**GIVEN RECORDS**
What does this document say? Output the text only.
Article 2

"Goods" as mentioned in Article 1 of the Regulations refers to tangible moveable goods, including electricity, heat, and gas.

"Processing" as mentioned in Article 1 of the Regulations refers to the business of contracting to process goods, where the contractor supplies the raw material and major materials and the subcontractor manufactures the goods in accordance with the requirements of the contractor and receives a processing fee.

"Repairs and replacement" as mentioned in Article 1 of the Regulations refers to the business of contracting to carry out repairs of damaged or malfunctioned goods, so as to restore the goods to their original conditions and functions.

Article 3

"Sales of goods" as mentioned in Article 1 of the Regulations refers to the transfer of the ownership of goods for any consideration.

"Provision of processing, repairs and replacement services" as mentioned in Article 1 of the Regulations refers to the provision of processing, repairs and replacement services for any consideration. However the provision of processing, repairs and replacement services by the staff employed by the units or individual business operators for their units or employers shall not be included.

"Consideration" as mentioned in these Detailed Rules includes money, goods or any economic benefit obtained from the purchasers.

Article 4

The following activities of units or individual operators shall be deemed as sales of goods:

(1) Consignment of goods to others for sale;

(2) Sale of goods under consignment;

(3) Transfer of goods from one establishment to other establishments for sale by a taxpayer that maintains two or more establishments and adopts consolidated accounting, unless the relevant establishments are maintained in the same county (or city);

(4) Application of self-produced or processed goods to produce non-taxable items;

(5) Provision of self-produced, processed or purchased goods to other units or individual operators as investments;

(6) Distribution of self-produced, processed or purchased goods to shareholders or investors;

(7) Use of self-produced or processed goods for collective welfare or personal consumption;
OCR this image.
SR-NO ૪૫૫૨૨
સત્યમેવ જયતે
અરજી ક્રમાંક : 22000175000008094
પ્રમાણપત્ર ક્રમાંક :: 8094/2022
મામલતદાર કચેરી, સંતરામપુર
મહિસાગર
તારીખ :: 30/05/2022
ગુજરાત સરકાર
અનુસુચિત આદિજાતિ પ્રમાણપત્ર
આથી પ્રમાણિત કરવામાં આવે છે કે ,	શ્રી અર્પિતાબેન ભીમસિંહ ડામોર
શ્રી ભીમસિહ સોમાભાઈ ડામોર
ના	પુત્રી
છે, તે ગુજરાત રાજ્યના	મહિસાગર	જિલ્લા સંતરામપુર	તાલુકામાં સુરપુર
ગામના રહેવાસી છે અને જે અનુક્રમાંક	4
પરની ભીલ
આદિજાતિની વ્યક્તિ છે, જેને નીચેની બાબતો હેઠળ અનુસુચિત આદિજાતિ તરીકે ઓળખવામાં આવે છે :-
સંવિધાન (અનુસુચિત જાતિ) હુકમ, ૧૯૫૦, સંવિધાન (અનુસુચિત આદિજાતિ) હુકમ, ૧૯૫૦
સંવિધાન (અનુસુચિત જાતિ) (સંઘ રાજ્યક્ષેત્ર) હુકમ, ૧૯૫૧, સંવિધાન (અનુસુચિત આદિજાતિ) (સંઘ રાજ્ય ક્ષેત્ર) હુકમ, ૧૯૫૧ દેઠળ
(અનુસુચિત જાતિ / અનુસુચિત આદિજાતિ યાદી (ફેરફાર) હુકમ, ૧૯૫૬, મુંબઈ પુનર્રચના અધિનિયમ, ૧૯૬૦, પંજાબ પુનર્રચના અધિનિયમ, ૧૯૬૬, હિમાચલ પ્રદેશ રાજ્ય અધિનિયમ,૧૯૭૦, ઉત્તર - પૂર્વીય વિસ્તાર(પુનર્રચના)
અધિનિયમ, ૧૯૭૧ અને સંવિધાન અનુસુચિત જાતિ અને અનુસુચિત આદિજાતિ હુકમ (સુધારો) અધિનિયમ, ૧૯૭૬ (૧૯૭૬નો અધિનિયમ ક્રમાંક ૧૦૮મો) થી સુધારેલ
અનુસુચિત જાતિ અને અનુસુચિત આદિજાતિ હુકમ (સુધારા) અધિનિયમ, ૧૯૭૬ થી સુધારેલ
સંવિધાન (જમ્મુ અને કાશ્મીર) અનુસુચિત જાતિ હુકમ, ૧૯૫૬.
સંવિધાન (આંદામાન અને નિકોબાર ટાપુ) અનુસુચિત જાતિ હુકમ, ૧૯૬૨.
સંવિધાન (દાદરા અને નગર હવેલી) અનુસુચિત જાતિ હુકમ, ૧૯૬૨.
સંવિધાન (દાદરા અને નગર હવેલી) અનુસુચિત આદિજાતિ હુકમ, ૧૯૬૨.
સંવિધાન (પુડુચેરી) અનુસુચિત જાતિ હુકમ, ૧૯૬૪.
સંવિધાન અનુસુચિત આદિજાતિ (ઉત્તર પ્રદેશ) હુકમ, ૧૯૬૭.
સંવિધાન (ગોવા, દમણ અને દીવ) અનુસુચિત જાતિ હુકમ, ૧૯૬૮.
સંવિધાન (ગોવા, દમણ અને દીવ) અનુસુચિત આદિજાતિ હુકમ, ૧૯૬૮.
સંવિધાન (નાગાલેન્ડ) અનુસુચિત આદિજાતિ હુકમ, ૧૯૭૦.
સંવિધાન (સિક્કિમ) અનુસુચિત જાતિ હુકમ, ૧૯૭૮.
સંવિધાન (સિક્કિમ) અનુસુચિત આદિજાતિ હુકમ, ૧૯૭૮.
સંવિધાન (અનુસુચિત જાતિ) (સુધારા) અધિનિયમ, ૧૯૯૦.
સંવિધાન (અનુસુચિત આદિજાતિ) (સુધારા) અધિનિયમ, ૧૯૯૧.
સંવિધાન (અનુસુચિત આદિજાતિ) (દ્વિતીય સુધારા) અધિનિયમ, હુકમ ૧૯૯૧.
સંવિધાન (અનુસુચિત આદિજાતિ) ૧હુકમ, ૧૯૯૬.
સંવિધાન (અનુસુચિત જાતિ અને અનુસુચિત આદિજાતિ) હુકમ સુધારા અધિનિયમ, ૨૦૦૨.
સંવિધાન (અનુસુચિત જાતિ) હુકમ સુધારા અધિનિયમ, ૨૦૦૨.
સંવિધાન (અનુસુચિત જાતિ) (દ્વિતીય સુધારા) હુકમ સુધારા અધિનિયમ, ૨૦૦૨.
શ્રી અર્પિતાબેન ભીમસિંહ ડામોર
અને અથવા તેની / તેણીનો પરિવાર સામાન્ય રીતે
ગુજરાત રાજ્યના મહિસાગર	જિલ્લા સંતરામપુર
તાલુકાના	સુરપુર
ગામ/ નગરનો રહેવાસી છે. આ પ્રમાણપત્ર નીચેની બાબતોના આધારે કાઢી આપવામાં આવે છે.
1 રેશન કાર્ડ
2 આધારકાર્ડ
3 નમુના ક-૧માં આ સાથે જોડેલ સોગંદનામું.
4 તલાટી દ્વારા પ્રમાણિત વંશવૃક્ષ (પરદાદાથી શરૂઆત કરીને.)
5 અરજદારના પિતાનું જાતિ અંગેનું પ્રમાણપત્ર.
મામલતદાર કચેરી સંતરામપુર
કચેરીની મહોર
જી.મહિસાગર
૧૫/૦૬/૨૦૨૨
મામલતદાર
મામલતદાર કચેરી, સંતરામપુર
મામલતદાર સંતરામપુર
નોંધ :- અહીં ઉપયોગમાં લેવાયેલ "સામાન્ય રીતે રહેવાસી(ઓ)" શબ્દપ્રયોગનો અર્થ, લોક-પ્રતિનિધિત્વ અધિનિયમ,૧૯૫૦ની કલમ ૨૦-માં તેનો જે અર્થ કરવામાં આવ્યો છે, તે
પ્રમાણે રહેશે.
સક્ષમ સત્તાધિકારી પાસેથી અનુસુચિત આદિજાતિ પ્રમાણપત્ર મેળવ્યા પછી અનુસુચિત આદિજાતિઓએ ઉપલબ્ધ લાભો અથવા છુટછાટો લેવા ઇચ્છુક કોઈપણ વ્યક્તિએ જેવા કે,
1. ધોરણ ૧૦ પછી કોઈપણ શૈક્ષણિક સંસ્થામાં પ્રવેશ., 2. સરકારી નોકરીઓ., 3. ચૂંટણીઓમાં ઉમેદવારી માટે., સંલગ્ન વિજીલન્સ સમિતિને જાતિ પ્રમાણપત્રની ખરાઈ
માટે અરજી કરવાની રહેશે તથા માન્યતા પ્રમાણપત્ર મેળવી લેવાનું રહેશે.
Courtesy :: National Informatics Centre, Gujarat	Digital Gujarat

**YOUR OBJECTIVE**
Report the number of lines in the listing above that include the word "produced", and nothing else.

**ANSWER TO THIS EXERCISE**
4